Structured figure records:
· · · · · · ·
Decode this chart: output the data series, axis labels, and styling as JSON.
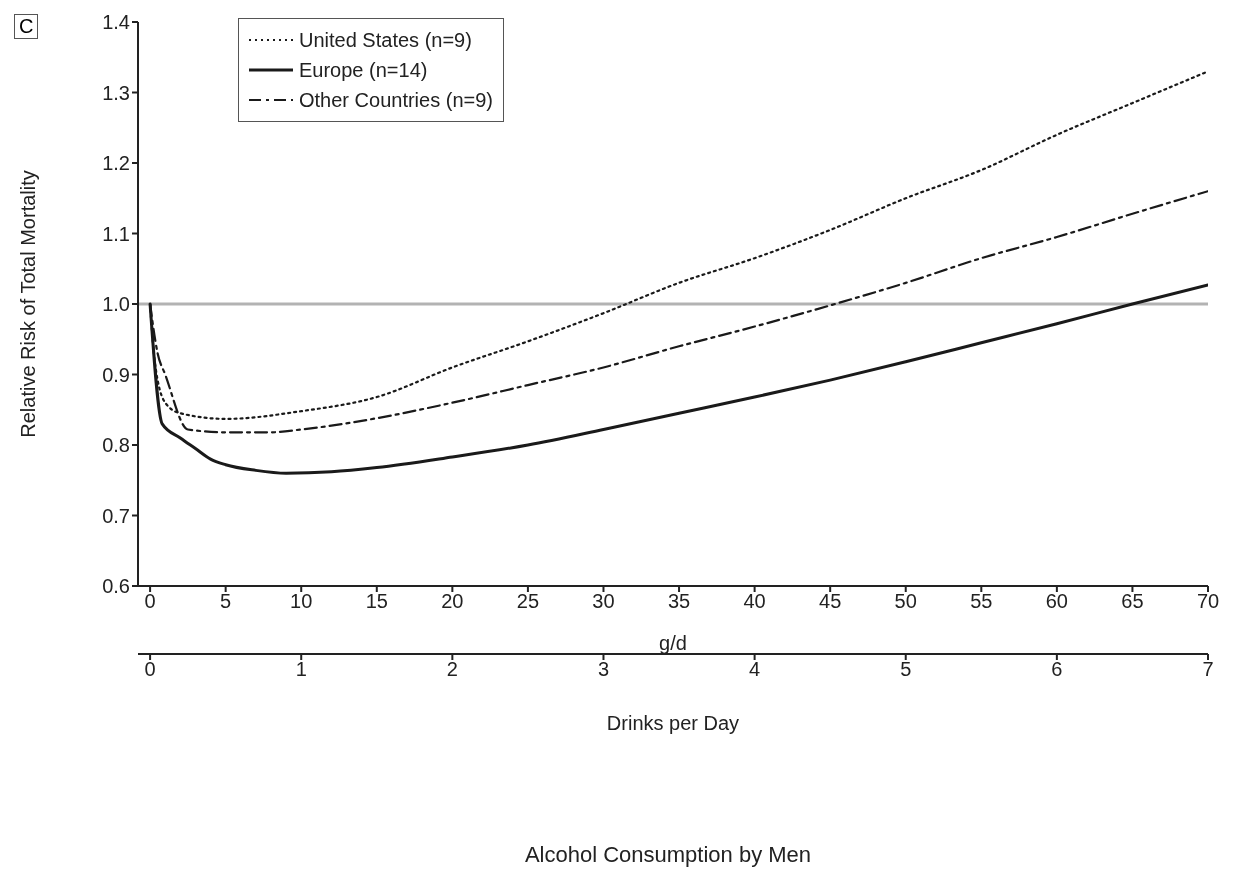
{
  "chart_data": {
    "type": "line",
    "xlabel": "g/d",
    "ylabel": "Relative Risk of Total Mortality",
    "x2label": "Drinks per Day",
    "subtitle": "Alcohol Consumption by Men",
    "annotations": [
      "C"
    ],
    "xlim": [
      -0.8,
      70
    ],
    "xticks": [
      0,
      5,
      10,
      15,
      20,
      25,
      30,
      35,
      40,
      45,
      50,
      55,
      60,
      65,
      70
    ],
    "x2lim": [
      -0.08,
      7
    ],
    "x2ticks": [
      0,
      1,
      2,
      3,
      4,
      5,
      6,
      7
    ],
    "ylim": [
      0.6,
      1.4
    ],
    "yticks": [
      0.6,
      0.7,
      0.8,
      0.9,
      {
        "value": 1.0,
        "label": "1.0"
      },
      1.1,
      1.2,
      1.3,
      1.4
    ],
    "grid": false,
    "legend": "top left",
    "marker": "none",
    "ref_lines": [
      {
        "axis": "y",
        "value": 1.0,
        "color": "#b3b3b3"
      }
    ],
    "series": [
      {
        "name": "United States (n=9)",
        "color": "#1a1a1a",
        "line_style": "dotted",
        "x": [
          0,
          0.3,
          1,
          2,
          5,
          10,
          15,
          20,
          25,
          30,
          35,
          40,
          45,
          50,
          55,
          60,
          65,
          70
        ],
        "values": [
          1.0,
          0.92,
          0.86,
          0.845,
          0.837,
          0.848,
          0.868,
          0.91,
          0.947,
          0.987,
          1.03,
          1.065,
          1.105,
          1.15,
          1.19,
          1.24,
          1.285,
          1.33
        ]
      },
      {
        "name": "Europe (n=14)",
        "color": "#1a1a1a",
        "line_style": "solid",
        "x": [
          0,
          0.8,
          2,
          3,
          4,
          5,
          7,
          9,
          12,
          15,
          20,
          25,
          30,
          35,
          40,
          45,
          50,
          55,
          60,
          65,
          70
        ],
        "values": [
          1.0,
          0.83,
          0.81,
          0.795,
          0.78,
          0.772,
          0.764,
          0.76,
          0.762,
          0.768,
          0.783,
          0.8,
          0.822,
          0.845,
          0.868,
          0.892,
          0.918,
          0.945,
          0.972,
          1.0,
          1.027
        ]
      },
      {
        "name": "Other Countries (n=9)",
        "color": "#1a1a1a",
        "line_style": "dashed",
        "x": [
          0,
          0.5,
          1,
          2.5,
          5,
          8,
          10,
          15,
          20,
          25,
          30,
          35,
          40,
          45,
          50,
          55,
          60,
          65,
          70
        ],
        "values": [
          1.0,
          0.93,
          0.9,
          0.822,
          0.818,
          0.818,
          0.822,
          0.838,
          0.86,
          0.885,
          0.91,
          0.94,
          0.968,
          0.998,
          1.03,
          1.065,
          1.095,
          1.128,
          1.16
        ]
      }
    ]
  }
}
· · · · · · ·
BRIEF:
Copy every line in the listing above where the string "series" turns up.

EXERCISE OUTPUT:
Decode this chart: output the data series, axis labels, and styling as JSON.
    "series": [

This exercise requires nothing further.